═══ RECORD EXCERPTS ═══

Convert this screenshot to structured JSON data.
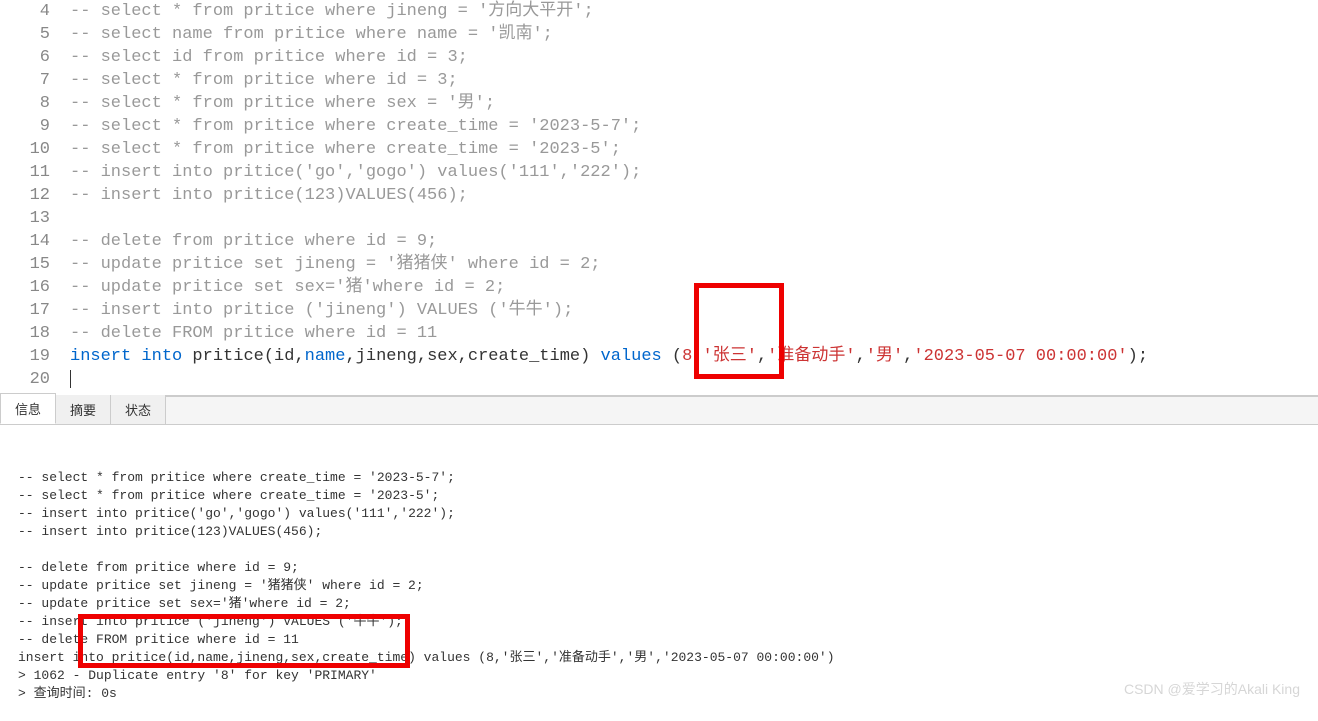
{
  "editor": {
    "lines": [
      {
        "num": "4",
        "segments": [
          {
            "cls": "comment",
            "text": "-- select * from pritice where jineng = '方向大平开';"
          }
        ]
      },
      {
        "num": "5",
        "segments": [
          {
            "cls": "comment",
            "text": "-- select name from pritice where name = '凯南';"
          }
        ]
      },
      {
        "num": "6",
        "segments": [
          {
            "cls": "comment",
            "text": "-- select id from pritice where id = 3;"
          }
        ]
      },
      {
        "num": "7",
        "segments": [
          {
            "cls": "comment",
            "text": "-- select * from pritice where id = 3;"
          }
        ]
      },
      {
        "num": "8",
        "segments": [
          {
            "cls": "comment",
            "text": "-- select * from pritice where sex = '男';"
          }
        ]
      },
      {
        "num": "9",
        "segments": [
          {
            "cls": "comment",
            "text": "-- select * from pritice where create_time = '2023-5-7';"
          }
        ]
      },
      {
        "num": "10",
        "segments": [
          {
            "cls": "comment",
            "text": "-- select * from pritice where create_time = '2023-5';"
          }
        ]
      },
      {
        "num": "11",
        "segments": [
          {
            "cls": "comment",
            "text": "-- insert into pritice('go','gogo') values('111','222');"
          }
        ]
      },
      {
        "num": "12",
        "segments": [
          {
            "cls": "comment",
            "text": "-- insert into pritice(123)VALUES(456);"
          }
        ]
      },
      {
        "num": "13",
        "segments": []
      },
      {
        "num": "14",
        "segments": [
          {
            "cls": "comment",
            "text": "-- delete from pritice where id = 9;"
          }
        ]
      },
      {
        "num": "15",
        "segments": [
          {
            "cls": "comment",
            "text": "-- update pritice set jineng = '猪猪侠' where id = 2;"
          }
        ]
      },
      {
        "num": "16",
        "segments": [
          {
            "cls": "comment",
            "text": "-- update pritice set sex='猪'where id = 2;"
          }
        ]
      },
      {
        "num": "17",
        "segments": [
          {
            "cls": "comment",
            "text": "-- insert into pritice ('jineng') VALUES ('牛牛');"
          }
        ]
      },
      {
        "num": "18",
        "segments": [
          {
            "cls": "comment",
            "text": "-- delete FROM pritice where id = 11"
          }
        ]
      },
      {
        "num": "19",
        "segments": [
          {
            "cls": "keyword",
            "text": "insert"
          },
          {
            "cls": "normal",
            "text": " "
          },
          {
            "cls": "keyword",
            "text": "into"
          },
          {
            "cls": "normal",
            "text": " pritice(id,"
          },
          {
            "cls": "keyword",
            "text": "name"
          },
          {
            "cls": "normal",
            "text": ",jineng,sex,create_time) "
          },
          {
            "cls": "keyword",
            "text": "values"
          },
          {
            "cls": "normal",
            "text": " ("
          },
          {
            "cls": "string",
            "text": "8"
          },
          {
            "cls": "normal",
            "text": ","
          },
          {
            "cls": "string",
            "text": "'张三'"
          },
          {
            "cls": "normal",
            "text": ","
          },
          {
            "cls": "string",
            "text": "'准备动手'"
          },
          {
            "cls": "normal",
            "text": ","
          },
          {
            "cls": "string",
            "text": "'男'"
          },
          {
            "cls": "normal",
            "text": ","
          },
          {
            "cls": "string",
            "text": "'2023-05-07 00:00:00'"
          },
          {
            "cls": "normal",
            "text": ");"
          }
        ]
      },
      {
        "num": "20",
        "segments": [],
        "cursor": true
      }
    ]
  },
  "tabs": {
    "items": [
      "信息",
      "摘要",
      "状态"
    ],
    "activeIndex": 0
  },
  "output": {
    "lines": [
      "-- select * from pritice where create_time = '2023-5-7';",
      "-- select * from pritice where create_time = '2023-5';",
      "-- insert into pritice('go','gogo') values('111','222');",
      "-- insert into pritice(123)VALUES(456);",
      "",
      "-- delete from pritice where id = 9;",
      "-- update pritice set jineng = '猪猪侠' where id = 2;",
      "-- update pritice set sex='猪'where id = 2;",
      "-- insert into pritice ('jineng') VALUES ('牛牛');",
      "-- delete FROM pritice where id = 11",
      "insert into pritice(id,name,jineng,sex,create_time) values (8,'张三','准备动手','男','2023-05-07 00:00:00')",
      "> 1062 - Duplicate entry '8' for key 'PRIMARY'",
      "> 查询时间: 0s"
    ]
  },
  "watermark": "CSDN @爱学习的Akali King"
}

═══

## SET EXERCISE
Filter the records above for lines containing the word "准备动手", and copy those lines.

## THE REPLY
            "text": "'准备动手'"
      "insert into pritice(id,name,jineng,sex,create_time) values (8,'张三','准备动手','男','2023-05-07 00:00:00')",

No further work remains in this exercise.